Stored data:
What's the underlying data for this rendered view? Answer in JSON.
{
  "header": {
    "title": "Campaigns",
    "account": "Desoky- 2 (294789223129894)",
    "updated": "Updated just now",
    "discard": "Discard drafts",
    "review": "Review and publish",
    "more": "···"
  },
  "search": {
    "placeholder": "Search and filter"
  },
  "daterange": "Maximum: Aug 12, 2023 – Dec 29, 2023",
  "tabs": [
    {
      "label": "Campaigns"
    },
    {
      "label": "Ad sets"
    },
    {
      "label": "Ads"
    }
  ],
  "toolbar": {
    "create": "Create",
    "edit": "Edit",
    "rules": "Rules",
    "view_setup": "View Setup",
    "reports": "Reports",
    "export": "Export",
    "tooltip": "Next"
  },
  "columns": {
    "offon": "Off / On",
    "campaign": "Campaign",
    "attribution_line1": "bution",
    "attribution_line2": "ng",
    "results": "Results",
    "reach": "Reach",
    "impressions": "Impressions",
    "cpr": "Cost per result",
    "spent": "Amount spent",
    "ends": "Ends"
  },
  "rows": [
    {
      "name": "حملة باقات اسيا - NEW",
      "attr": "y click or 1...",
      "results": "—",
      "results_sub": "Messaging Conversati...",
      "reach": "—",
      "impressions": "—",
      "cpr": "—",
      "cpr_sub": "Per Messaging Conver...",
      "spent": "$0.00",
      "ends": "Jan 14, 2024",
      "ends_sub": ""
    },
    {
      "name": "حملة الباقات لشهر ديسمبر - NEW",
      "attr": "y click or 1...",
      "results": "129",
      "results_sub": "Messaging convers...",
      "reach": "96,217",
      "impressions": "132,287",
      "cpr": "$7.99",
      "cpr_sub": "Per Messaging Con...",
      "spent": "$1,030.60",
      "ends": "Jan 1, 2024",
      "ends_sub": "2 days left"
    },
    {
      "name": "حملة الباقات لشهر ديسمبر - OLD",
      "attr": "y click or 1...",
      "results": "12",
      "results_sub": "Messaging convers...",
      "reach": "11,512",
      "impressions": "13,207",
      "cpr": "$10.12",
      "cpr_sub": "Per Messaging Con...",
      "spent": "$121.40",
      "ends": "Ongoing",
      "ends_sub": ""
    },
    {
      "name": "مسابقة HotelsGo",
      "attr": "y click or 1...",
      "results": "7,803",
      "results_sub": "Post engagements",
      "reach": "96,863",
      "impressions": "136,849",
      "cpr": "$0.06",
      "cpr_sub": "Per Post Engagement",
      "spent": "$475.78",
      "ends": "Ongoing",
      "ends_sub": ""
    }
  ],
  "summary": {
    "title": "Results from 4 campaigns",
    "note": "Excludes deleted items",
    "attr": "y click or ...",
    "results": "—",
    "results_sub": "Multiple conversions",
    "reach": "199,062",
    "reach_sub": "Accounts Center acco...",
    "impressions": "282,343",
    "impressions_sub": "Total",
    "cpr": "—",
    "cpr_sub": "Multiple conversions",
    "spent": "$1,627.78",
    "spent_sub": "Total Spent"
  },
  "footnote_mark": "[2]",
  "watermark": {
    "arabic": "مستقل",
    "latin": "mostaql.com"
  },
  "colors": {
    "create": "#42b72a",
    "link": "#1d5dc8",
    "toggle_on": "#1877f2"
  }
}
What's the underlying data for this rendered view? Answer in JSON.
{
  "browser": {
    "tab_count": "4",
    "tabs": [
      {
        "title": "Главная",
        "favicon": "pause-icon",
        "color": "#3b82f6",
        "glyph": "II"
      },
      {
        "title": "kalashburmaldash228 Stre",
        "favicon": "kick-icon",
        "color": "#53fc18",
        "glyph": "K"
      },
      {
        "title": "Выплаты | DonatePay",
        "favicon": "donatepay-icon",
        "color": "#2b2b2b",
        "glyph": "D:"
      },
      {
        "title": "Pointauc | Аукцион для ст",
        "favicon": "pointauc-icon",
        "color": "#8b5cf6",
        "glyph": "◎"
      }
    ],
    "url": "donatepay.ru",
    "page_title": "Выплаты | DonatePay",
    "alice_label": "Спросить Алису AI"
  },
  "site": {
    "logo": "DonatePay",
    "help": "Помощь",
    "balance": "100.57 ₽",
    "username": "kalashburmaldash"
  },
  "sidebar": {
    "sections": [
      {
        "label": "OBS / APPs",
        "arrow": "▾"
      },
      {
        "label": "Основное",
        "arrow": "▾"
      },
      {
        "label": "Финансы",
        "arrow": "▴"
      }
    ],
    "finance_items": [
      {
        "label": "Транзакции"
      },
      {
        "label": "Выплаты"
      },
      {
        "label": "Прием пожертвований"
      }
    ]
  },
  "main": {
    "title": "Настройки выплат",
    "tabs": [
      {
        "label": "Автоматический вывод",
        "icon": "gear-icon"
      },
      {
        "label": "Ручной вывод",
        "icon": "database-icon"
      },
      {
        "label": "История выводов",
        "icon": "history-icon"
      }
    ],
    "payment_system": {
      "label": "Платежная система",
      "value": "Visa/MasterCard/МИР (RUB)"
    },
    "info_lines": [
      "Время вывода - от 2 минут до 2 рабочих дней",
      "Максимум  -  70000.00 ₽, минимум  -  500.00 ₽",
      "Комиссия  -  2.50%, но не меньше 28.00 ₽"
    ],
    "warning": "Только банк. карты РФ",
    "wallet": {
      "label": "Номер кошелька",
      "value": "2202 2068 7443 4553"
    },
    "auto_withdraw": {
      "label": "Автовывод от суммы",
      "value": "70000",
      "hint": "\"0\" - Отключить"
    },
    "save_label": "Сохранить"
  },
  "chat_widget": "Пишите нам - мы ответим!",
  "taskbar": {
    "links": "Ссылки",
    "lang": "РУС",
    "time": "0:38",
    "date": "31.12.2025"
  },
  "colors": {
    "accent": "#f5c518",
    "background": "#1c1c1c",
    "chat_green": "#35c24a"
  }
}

Request:
Return the entries in full, keeping every line exactly as it is.

Solution to this task:
What's the underlying data for this rendered view? Answer in JSON.
{
  "header": {
    "title": "Campaigns",
    "account": "Desoky- 2 (294789223129894)",
    "updated": "Updated just now",
    "discard": "Discard drafts",
    "review": "Review and publish",
    "more": "···"
  },
  "search": {
    "placeholder": "Search and filter"
  },
  "daterange": "Maximum: Aug 12, 2023 – Dec 29, 2023",
  "tabs": [
    {
      "label": "Campaigns"
    },
    {
      "label": "Ad sets"
    },
    {
      "label": "Ads"
    }
  ],
  "toolbar": {
    "create": "Create",
    "edit": "Edit",
    "rules": "Rules",
    "view_setup": "View Setup",
    "reports": "Reports",
    "export": "Export",
    "tooltip": "Next"
  },
  "columns": {
    "offon": "Off / On",
    "campaign": "Campaign",
    "attribution_line1": "bution",
    "attribution_line2": "ng",
    "results": "Results",
    "reach": "Reach",
    "impressions": "Impressions",
    "cpr": "Cost per result",
    "spent": "Amount spent",
    "ends": "Ends"
  },
  "rows": [
    {
      "name": "حملة باقات اسيا - NEW",
      "attr": "y click or 1...",
      "results": "—",
      "results_sub": "Messaging Conversati...",
      "reach": "—",
      "impressions": "—",
      "cpr": "—",
      "cpr_sub": "Per Messaging Conver...",
      "spent": "$0.00",
      "ends": "Jan 14, 2024",
      "ends_sub": ""
    },
    {
      "name": "حملة الباقات لشهر ديسمبر - NEW",
      "attr": "y click or 1...",
      "results": "129",
      "results_sub": "Messaging convers...",
      "reach": "96,217",
      "impressions": "132,287",
      "cpr": "$7.99",
      "cpr_sub": "Per Messaging Con...",
      "spent": "$1,030.60",
      "ends": "Jan 1, 2024",
      "ends_sub": "2 days left"
    },
    {
      "name": "حملة الباقات لشهر ديسمبر - OLD",
      "attr": "y click or 1...",
      "results": "12",
      "results_sub": "Messaging convers...",
      "reach": "11,512",
      "impressions": "13,207",
      "cpr": "$10.12",
      "cpr_sub": "Per Messaging Con...",
      "spent": "$121.40",
      "ends": "Ongoing",
      "ends_sub": ""
    },
    {
      "name": "مسابقة HotelsGo",
      "attr": "y click or 1...",
      "results": "7,803",
      "results_sub": "Post engagements",
      "reach": "96,863",
      "impressions": "136,849",
      "cpr": "$0.06",
      "cpr_sub": "Per Post Engagement",
      "spent": "$475.78",
      "ends": "Ongoing",
      "ends_sub": ""
    }
  ],
  "summary": {
    "title": "Results from 4 campaigns",
    "note": "Excludes deleted items",
    "attr": "y click or ...",
    "results": "—",
    "results_sub": "Multiple conversions",
    "reach": "199,062",
    "reach_sub": "Accounts Center acco...",
    "impressions": "282,343",
    "impressions_sub": "Total",
    "cpr": "—",
    "cpr_sub": "Multiple conversions",
    "spent": "$1,627.78",
    "spent_sub": "Total Spent"
  },
  "footnote_mark": "[2]",
  "watermark": {
    "arabic": "مستقل",
    "latin": "mostaql.com"
  },
  "colors": {
    "create": "#42b72a",
    "link": "#1d5dc8",
    "toggle_on": "#1877f2"
  }
}
What's the underlying data for this rendered view? Answer in JSON.
{
  "browser": {
    "tab_count": "4",
    "tabs": [
      {
        "title": "Главная",
        "favicon": "pause-icon",
        "color": "#3b82f6",
        "glyph": "II"
      },
      {
        "title": "kalashburmaldash228 Stre",
        "favicon": "kick-icon",
        "color": "#53fc18",
        "glyph": "K"
      },
      {
        "title": "Выплаты | DonatePay",
        "favicon": "donatepay-icon",
        "color": "#2b2b2b",
        "glyph": "D:"
      },
      {
        "title": "Pointauc | Аукцион для ст",
        "favicon": "pointauc-icon",
        "color": "#8b5cf6",
        "glyph": "◎"
      }
    ],
    "url": "donatepay.ru",
    "page_title": "Выплаты | DonatePay",
    "alice_label": "Спросить Алису AI"
  },
  "site": {
    "logo": "DonatePay",
    "help": "Помощь",
    "balance": "100.57 ₽",
    "username": "kalashburmaldash"
  },
  "sidebar": {
    "sections": [
      {
        "label": "OBS / APPs",
        "arrow": "▾"
      },
      {
        "label": "Основное",
        "arrow": "▾"
      },
      {
        "label": "Финансы",
        "arrow": "▴"
      }
    ],
    "finance_items": [
      {
        "label": "Транзакции"
      },
      {
        "label": "Выплаты"
      },
      {
        "label": "Прием пожертвований"
      }
    ]
  },
  "main": {
    "title": "Настройки выплат",
    "tabs": [
      {
        "label": "Автоматический вывод",
        "icon": "gear-icon"
      },
      {
        "label": "Ручной вывод",
        "icon": "database-icon"
      },
      {
        "label": "История выводов",
        "icon": "history-icon"
      }
    ],
    "payment_system": {
      "label": "Платежная система",
      "value": "Visa/MasterCard/МИР (RUB)"
    },
    "info_lines": [
      "Время вывода - от 2 минут до 2 рабочих дней",
      "Максимум  -  70000.00 ₽, минимум  -  500.00 ₽",
      "Комиссия  -  2.50%, но не меньше 28.00 ₽"
    ],
    "warning": "Только банк. карты РФ",
    "wallet": {
      "label": "Номер кошелька",
      "value": "2202 2068 7443 4553"
    },
    "auto_withdraw": {
      "label": "Автовывод от суммы",
      "value": "70000",
      "hint": "\"0\" - Отключить"
    },
    "save_label": "Сохранить"
  },
  "chat_widget": "Пишите нам - мы ответим!",
  "taskbar": {
    "links": "Ссылки",
    "lang": "РУС",
    "time": "0:38",
    "date": "31.12.2025"
  },
  "colors": {
    "accent": "#f5c518",
    "background": "#1c1c1c",
    "chat_green": "#35c24a"
  }
}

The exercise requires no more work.